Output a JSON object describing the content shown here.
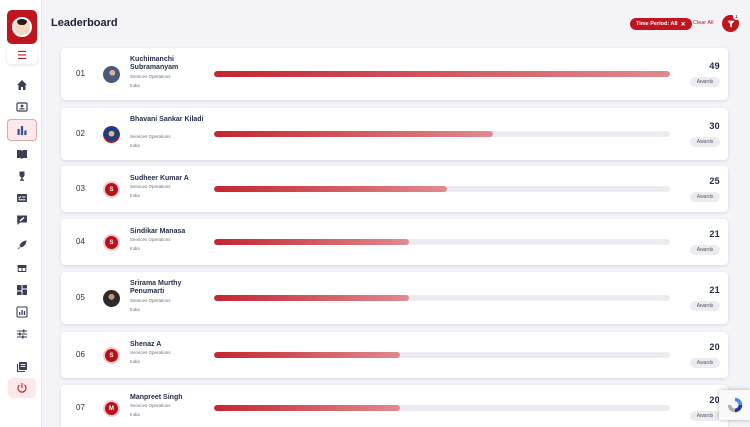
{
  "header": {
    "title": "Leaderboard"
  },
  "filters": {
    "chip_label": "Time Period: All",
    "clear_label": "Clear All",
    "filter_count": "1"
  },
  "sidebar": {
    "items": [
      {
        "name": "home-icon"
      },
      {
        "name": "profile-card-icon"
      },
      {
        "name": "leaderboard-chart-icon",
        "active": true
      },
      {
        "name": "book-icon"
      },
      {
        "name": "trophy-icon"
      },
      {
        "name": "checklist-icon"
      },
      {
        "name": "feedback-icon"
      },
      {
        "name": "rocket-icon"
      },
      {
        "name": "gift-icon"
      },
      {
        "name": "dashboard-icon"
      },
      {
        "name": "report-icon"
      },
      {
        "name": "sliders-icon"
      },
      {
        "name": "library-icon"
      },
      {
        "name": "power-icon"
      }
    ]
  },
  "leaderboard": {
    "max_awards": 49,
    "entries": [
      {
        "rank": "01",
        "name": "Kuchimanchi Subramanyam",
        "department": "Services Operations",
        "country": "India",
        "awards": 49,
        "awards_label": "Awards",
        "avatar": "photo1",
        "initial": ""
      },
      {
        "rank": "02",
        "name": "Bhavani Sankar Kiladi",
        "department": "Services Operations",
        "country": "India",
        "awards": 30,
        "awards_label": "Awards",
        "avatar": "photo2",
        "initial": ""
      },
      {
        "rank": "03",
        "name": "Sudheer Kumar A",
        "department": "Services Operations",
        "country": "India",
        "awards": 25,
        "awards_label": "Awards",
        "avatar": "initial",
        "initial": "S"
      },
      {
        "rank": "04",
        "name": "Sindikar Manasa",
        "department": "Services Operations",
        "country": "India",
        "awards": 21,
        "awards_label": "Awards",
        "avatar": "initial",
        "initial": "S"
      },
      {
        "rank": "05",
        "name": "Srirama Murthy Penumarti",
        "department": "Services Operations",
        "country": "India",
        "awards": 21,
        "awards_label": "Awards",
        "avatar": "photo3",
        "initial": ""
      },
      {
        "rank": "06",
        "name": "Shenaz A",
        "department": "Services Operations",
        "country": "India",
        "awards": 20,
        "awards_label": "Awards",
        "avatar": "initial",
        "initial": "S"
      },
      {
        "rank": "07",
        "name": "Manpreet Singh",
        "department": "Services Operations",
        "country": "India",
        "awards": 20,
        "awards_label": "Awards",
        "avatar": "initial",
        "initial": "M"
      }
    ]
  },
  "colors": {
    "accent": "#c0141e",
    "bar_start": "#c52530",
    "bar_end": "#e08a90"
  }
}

====

> _REQUIREMENT_
Copy every record character for character. Skip the pictures.

> _WRITTEN ANSWER_
Output a JSON object describing the content shown here.
{
  "header": {
    "title": "Leaderboard"
  },
  "filters": {
    "chip_label": "Time Period: All",
    "clear_label": "Clear All",
    "filter_count": "1"
  },
  "sidebar": {
    "items": [
      {
        "name": "home-icon"
      },
      {
        "name": "profile-card-icon"
      },
      {
        "name": "leaderboard-chart-icon",
        "active": true
      },
      {
        "name": "book-icon"
      },
      {
        "name": "trophy-icon"
      },
      {
        "name": "checklist-icon"
      },
      {
        "name": "feedback-icon"
      },
      {
        "name": "rocket-icon"
      },
      {
        "name": "gift-icon"
      },
      {
        "name": "dashboard-icon"
      },
      {
        "name": "report-icon"
      },
      {
        "name": "sliders-icon"
      },
      {
        "name": "library-icon"
      },
      {
        "name": "power-icon"
      }
    ]
  },
  "leaderboard": {
    "max_awards": 49,
    "entries": [
      {
        "rank": "01",
        "name": "Kuchimanchi Subramanyam",
        "department": "Services Operations",
        "country": "India",
        "awards": 49,
        "awards_label": "Awards",
        "avatar": "photo1",
        "initial": ""
      },
      {
        "rank": "02",
        "name": "Bhavani Sankar Kiladi",
        "department": "Services Operations",
        "country": "India",
        "awards": 30,
        "awards_label": "Awards",
        "avatar": "photo2",
        "initial": ""
      },
      {
        "rank": "03",
        "name": "Sudheer Kumar A",
        "department": "Services Operations",
        "country": "India",
        "awards": 25,
        "awards_label": "Awards",
        "avatar": "initial",
        "initial": "S"
      },
      {
        "rank": "04",
        "name": "Sindikar Manasa",
        "department": "Services Operations",
        "country": "India",
        "awards": 21,
        "awards_label": "Awards",
        "avatar": "initial",
        "initial": "S"
      },
      {
        "rank": "05",
        "name": "Srirama Murthy Penumarti",
        "department": "Services Operations",
        "country": "India",
        "awards": 21,
        "awards_label": "Awards",
        "avatar": "photo3",
        "initial": ""
      },
      {
        "rank": "06",
        "name": "Shenaz A",
        "department": "Services Operations",
        "country": "India",
        "awards": 20,
        "awards_label": "Awards",
        "avatar": "initial",
        "initial": "S"
      },
      {
        "rank": "07",
        "name": "Manpreet Singh",
        "department": "Services Operations",
        "country": "India",
        "awards": 20,
        "awards_label": "Awards",
        "avatar": "initial",
        "initial": "M"
      }
    ]
  },
  "colors": {
    "accent": "#c0141e",
    "bar_start": "#c52530",
    "bar_end": "#e08a90"
  }
}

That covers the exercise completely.